The exercise: Scan the material and copy every line in which "Automate" appears.

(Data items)
====================

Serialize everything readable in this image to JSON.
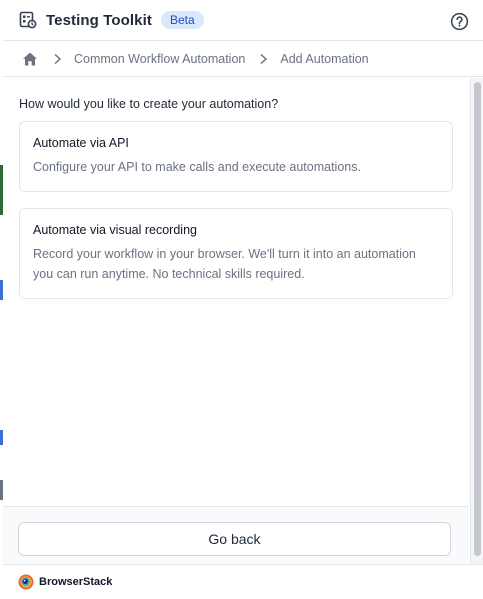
{
  "header": {
    "title": "Testing Toolkit",
    "badge": "Beta"
  },
  "breadcrumb": {
    "items": [
      "Common Workflow Automation",
      "Add Automation"
    ]
  },
  "main": {
    "question": "How would you like to create your automation?",
    "options": [
      {
        "title": "Automate via API",
        "description": "Configure your API to make calls and execute automations."
      },
      {
        "title": "Automate via visual recording",
        "description": "Record your workflow in your browser. We'll turn it into an automation you can run anytime. No technical skills required."
      }
    ]
  },
  "footer": {
    "go_back_label": "Go back",
    "brand": "BrowserStack"
  },
  "colors": {
    "badge_bg": "#dbe7fb",
    "badge_text": "#1d4fbf",
    "muted_text": "#6b7280"
  },
  "icons": [
    "toolkit-icon",
    "help-icon",
    "home-icon",
    "chevron-right-icon",
    "browserstack-logo"
  ]
}
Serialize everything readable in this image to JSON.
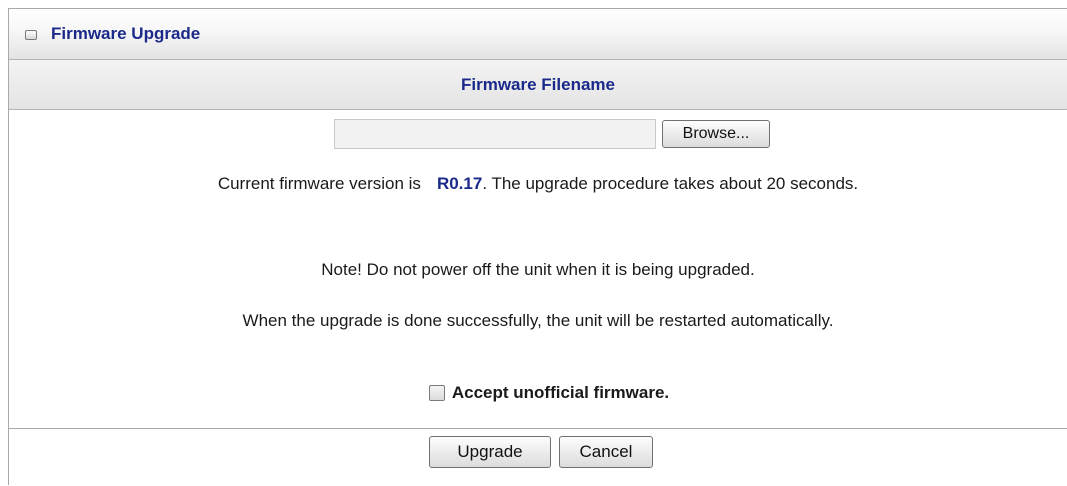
{
  "panel": {
    "title": "Firmware Upgrade",
    "title_icon": "window-icon"
  },
  "section": {
    "header": "Firmware Filename"
  },
  "file_input": {
    "value": "",
    "browse_label": "Browse..."
  },
  "info": {
    "version_prefix": "Current firmware version is",
    "version_value": "R0.17",
    "version_suffix": ". The upgrade procedure takes about 20 seconds.",
    "note": "Note! Do not power off the unit when it is being upgraded.",
    "restart": "When the upgrade is done successfully, the unit will be restarted automatically."
  },
  "accept": {
    "label": "Accept unofficial firmware.",
    "checked": false
  },
  "actions": {
    "upgrade_label": "Upgrade",
    "cancel_label": "Cancel"
  },
  "colors": {
    "accent": "#1b2a8a",
    "border": "#a9a9a9",
    "header_bg": "#e4e4e4"
  }
}
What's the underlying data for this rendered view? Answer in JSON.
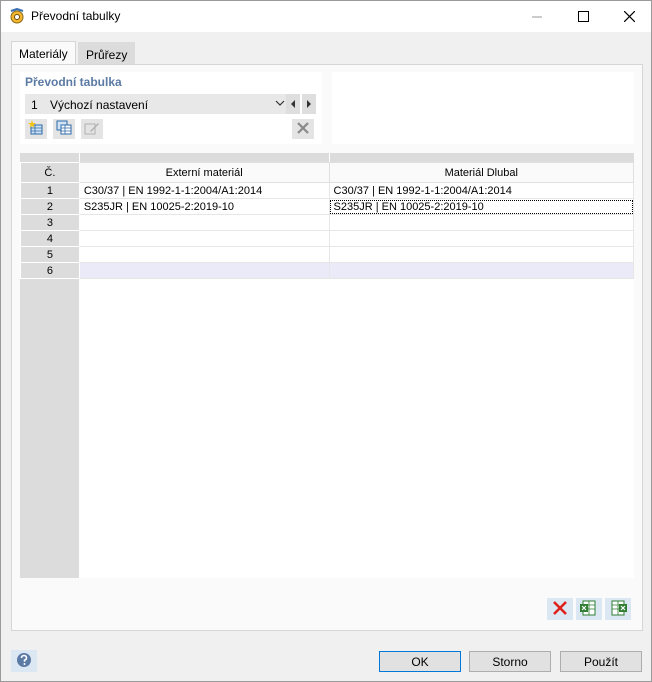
{
  "window": {
    "title": "Převodní tabulky"
  },
  "tabs": [
    {
      "label": "Materiály",
      "active": true
    },
    {
      "label": "Průřezy",
      "active": false
    }
  ],
  "conversion_table": {
    "group_title": "Převodní tabulka",
    "selected_number": "1",
    "selected_name": "Výchozí nastavení"
  },
  "grid": {
    "headers": [
      "Č.",
      "Externí materiál",
      "Materiál Dlubal"
    ],
    "rows": [
      {
        "num": "1",
        "external": "C30/37 | EN 1992-1-1:2004/A1:2014",
        "dlubal": "C30/37 | EN 1992-1-1:2004/A1:2014"
      },
      {
        "num": "2",
        "external": "S235JR | EN 10025-2:2019-10",
        "dlubal": "S235JR | EN 10025-2:2019-10"
      },
      {
        "num": "3",
        "external": "",
        "dlubal": ""
      },
      {
        "num": "4",
        "external": "",
        "dlubal": ""
      },
      {
        "num": "5",
        "external": "",
        "dlubal": ""
      },
      {
        "num": "6",
        "external": "",
        "dlubal": ""
      }
    ]
  },
  "buttons": {
    "ok": "OK",
    "cancel": "Storno",
    "apply": "Použít"
  },
  "colors": {
    "accent": "#0078d7",
    "group_title": "#5b7aa4",
    "selected_row": "#ebeaf8",
    "delete_red": "#e0201a"
  }
}
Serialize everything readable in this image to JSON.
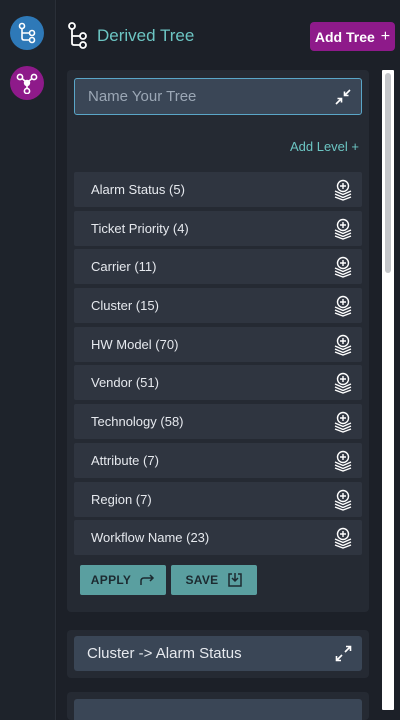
{
  "header": {
    "title": "Derived Tree",
    "add_tree_label": "Add Tree",
    "add_tree_icon": "plus"
  },
  "rail": {
    "items": [
      {
        "icon": "tree-icon",
        "color": "#2e79b8"
      },
      {
        "icon": "graph-icon",
        "color": "#8e1a8a"
      }
    ]
  },
  "editor": {
    "name_placeholder": "Name Your Tree",
    "name_value": "",
    "add_level_label": "Add Level +",
    "levels": [
      {
        "label": "Alarm Status (5)"
      },
      {
        "label": "Ticket Priority (4)"
      },
      {
        "label": "Carrier (11)"
      },
      {
        "label": "Cluster (15)"
      },
      {
        "label": "HW Model (70)"
      },
      {
        "label": "Vendor (51)"
      },
      {
        "label": "Technology (58)"
      },
      {
        "label": "Attribute (7)"
      },
      {
        "label": "Region (7)"
      },
      {
        "label": "Workflow Name (23)"
      }
    ],
    "apply_label": "APPLY",
    "save_label": "SAVE"
  },
  "saved_trees": [
    {
      "label": "Cluster -> Alarm Status"
    }
  ],
  "colors": {
    "accent_teal": "#6cc5c3",
    "accent_purple": "#8e1a8a",
    "button_teal": "#5a9fa0",
    "rail_blue": "#2e79b8"
  }
}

====================

Answer to the exercise:
        "title": "Automate via API",
        "title": "Automate via visual recording",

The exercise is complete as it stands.